# Goal of the exercise
Omit every picture, then give all the entries again exactly.

Dataset excerpts
————————

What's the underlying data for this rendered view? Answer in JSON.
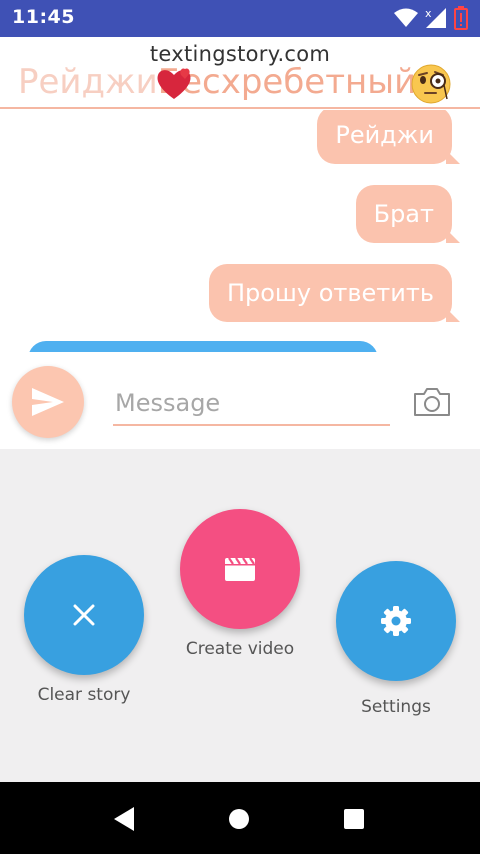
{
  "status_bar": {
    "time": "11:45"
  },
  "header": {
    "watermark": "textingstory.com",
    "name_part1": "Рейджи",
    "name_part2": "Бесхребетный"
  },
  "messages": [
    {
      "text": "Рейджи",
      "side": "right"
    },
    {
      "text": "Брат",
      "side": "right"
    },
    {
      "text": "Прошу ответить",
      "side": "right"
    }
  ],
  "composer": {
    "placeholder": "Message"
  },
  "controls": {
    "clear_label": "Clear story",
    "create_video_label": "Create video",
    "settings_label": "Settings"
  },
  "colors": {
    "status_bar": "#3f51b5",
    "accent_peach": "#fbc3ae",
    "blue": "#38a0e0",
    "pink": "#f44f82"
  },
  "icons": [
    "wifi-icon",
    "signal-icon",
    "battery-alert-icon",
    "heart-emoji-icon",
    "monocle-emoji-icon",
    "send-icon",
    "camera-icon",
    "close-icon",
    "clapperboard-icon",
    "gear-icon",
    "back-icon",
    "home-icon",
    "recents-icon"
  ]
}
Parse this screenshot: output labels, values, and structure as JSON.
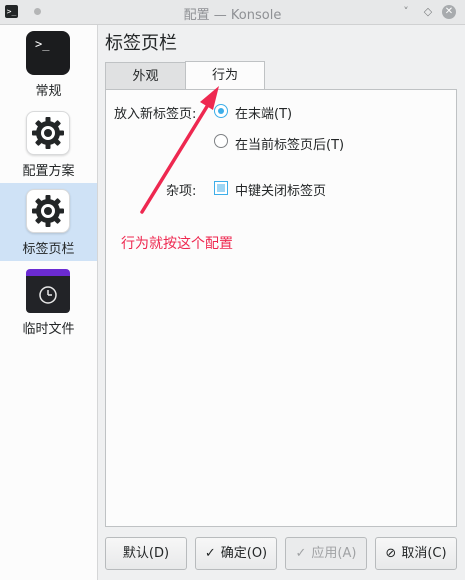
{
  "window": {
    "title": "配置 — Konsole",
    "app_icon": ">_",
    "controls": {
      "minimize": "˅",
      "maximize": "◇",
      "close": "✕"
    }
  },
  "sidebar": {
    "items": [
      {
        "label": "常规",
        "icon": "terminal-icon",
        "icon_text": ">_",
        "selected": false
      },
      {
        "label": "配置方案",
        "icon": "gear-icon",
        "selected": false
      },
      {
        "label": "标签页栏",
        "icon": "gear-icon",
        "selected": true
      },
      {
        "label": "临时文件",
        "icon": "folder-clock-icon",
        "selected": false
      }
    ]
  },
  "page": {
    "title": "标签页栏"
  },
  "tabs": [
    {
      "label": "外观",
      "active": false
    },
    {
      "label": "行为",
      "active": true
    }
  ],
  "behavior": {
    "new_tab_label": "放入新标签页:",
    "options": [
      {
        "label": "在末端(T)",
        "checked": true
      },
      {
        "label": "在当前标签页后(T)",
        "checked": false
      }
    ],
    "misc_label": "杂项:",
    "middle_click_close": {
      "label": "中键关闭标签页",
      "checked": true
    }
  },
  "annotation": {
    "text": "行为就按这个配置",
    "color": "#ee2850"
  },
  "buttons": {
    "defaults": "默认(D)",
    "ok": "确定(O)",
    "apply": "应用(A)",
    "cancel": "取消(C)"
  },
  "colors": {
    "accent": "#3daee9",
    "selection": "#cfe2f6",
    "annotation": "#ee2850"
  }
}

————————

# Task answer
What's the underlying data for this rendered view? Answer in JSON.
{
  "status_bar": {
    "time": "11:45"
  },
  "header": {
    "watermark": "textingstory.com",
    "name_part1": "Рейджи",
    "name_part2": "Бесхребетный"
  },
  "messages": [
    {
      "text": "Рейджи",
      "side": "right"
    },
    {
      "text": "Брат",
      "side": "right"
    },
    {
      "text": "Прошу ответить",
      "side": "right"
    }
  ],
  "composer": {
    "placeholder": "Message"
  },
  "controls": {
    "clear_label": "Clear story",
    "create_video_label": "Create video",
    "settings_label": "Settings"
  },
  "colors": {
    "status_bar": "#3f51b5",
    "accent_peach": "#fbc3ae",
    "blue": "#38a0e0",
    "pink": "#f44f82"
  },
  "icons": [
    "wifi-icon",
    "signal-icon",
    "battery-alert-icon",
    "heart-emoji-icon",
    "monocle-emoji-icon",
    "send-icon",
    "camera-icon",
    "close-icon",
    "clapperboard-icon",
    "gear-icon",
    "back-icon",
    "home-icon",
    "recents-icon"
  ]
}
Parse this screenshot: output labels, values, and structure as JSON.
{
  "window": {
    "title": "配置 — Konsole",
    "app_icon": ">_",
    "controls": {
      "minimize": "˅",
      "maximize": "◇",
      "close": "✕"
    }
  },
  "sidebar": {
    "items": [
      {
        "label": "常规",
        "icon": "terminal-icon",
        "icon_text": ">_",
        "selected": false
      },
      {
        "label": "配置方案",
        "icon": "gear-icon",
        "selected": false
      },
      {
        "label": "标签页栏",
        "icon": "gear-icon",
        "selected": true
      },
      {
        "label": "临时文件",
        "icon": "folder-clock-icon",
        "selected": false
      }
    ]
  },
  "page": {
    "title": "标签页栏"
  },
  "tabs": [
    {
      "label": "外观",
      "active": false
    },
    {
      "label": "行为",
      "active": true
    }
  ],
  "behavior": {
    "new_tab_label": "放入新标签页:",
    "options": [
      {
        "label": "在末端(T)",
        "checked": true
      },
      {
        "label": "在当前标签页后(T)",
        "checked": false
      }
    ],
    "misc_label": "杂项:",
    "middle_click_close": {
      "label": "中键关闭标签页",
      "checked": true
    }
  },
  "annotation": {
    "text": "行为就按这个配置",
    "color": "#ee2850"
  },
  "buttons": {
    "defaults": "默认(D)",
    "ok": "确定(O)",
    "apply": "应用(A)",
    "cancel": "取消(C)"
  },
  "colors": {
    "accent": "#3daee9",
    "selection": "#cfe2f6",
    "annotation": "#ee2850"
  }
}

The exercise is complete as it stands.